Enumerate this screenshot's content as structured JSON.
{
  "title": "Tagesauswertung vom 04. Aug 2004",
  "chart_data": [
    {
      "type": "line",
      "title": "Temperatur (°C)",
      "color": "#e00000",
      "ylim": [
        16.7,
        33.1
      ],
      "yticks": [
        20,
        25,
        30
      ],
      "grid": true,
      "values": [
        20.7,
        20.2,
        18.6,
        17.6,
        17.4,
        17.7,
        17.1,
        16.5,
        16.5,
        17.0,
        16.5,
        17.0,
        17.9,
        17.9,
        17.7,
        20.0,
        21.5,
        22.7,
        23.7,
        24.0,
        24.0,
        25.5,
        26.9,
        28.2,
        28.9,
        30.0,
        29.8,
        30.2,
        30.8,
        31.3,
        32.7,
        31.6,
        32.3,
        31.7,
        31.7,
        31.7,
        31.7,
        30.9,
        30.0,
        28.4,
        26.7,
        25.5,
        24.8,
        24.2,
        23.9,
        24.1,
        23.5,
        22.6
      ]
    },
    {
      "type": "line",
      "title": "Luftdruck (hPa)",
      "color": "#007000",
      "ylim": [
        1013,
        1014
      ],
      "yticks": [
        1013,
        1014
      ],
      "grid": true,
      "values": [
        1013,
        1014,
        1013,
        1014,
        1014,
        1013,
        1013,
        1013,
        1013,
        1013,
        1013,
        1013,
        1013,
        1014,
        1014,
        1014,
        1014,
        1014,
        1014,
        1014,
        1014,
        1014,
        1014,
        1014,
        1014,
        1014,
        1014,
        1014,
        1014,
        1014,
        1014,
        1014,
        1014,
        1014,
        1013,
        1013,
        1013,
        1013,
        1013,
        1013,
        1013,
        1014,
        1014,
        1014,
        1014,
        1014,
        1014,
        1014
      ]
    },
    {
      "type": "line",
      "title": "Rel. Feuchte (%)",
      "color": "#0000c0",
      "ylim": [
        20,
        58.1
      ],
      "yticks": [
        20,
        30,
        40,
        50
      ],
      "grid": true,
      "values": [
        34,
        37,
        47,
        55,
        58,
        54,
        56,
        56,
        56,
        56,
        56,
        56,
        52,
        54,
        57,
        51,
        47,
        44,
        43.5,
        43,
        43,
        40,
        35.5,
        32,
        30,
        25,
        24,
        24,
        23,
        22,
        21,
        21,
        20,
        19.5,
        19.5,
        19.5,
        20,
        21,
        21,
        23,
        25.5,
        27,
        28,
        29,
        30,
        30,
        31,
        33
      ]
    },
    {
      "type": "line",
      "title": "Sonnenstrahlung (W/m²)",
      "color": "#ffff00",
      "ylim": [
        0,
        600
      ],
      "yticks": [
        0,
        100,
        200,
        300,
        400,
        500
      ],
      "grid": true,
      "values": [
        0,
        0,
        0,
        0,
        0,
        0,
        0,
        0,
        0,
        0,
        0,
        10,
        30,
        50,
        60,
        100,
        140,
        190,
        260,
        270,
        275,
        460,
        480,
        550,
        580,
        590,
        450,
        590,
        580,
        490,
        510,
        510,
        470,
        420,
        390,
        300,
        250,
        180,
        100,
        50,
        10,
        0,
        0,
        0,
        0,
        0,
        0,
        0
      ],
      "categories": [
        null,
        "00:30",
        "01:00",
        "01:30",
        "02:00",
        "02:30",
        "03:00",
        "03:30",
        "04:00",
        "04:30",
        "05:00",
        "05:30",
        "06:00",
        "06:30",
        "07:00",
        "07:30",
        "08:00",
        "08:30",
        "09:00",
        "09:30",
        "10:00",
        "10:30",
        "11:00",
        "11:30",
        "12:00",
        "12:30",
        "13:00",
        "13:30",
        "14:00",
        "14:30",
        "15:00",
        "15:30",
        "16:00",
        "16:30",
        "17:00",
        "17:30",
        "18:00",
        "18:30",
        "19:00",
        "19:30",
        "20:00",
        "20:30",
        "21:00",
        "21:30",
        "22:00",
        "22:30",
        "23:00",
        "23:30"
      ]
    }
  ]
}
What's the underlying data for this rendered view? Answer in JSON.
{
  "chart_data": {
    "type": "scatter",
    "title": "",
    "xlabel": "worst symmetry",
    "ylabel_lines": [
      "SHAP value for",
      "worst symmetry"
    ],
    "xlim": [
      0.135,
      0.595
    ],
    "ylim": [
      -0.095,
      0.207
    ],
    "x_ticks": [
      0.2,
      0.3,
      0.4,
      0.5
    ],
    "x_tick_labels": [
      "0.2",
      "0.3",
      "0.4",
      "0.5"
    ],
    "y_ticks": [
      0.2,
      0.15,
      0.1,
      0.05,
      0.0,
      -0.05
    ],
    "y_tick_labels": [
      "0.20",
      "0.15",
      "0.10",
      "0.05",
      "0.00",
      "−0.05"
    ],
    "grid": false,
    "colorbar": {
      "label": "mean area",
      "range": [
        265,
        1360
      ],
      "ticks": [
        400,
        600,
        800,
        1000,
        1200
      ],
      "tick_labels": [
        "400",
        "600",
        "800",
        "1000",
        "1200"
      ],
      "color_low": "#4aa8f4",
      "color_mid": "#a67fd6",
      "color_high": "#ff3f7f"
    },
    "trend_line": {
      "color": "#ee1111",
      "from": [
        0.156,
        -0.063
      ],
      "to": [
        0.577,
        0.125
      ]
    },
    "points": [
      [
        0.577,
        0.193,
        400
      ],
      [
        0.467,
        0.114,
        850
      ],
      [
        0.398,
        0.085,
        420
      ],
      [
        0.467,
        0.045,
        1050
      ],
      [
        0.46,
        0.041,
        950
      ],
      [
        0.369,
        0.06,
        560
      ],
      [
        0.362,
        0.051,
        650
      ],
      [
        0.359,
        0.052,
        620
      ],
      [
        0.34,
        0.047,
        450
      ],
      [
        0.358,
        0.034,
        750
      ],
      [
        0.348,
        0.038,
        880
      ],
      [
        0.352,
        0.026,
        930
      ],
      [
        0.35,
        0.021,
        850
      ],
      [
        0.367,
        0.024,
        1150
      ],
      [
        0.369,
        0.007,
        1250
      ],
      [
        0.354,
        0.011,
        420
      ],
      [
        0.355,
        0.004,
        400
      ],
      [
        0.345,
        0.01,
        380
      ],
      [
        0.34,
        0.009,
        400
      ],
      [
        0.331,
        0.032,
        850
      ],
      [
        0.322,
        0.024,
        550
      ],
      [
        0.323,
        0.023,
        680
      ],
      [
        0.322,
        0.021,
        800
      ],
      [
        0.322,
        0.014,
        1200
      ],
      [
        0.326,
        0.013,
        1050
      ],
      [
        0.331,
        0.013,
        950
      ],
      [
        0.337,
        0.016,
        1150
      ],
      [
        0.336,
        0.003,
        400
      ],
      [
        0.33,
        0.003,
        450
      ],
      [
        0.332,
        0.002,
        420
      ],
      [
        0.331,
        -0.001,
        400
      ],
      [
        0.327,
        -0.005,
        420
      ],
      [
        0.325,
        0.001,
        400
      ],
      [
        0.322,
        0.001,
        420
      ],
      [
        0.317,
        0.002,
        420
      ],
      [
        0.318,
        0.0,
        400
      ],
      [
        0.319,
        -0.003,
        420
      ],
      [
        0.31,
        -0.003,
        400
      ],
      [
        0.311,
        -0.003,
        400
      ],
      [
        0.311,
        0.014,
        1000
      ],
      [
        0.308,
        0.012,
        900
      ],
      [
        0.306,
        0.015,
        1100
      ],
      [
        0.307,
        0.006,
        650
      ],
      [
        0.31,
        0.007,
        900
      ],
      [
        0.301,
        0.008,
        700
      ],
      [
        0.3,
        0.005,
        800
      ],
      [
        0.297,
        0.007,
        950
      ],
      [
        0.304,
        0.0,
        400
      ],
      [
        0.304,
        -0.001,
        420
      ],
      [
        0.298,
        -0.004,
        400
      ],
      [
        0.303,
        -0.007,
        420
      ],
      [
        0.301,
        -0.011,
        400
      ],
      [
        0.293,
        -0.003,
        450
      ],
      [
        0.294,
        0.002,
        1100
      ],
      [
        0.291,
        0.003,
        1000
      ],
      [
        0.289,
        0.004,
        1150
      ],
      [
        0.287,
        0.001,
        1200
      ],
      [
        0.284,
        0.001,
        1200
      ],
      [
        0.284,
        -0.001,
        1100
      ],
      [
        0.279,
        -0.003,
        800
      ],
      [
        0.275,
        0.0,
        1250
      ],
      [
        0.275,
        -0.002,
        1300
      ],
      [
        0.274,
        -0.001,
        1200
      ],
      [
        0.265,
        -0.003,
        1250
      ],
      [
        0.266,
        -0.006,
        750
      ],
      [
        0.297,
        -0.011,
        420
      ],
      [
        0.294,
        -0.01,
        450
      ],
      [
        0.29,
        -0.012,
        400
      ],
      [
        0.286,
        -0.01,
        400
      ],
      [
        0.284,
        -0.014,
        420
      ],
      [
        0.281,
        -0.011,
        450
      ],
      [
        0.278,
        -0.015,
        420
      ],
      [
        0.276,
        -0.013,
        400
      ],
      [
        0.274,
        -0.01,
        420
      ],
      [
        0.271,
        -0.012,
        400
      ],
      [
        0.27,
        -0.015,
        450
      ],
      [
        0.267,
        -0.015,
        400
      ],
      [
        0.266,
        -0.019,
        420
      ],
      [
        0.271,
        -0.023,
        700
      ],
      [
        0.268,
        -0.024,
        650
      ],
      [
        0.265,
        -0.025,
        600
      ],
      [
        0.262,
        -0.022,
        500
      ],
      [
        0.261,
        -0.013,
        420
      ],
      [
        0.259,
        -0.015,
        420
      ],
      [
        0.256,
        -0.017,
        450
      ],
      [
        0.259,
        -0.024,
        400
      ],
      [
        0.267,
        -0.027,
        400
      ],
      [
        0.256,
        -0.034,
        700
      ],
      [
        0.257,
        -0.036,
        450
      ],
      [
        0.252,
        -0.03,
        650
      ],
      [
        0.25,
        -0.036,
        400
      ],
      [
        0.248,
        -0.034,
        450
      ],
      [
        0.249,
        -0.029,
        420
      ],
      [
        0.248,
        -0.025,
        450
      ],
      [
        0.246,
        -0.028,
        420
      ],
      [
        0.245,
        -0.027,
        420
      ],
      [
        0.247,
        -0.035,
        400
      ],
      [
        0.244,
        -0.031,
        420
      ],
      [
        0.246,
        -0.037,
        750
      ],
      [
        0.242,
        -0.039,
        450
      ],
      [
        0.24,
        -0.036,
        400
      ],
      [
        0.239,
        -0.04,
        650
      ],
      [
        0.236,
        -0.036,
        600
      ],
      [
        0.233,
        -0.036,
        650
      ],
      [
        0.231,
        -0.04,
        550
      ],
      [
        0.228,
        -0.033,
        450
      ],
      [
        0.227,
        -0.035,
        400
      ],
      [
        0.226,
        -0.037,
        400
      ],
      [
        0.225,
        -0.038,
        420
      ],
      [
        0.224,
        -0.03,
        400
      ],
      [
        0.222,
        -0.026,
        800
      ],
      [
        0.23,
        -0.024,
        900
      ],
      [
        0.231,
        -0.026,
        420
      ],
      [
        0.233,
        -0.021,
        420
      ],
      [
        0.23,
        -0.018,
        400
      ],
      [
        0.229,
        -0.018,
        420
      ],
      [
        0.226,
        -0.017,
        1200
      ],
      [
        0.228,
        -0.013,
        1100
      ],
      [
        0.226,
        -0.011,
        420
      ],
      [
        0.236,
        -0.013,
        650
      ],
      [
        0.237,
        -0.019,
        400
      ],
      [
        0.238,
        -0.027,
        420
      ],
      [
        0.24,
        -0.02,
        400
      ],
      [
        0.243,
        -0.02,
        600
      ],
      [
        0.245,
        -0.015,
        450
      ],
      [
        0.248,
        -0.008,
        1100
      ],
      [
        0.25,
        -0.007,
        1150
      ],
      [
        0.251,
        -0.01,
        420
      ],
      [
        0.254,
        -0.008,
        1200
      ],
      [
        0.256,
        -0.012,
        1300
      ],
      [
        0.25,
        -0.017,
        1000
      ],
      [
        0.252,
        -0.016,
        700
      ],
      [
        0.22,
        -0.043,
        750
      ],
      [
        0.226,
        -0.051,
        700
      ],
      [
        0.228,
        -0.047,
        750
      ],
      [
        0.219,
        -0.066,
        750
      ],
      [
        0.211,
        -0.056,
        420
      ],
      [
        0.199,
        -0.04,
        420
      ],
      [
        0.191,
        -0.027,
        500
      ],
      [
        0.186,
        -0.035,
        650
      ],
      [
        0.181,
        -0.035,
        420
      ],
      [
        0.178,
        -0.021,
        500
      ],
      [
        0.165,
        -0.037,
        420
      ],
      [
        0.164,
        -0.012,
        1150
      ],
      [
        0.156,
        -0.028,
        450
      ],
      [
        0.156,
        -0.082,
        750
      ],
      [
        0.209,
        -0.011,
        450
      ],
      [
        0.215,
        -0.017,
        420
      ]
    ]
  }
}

================================

Show every line above in which the word "symmetry" occurs.

* **Written answer**:
    "xlabel": "worst symmetry",
      "worst symmetry"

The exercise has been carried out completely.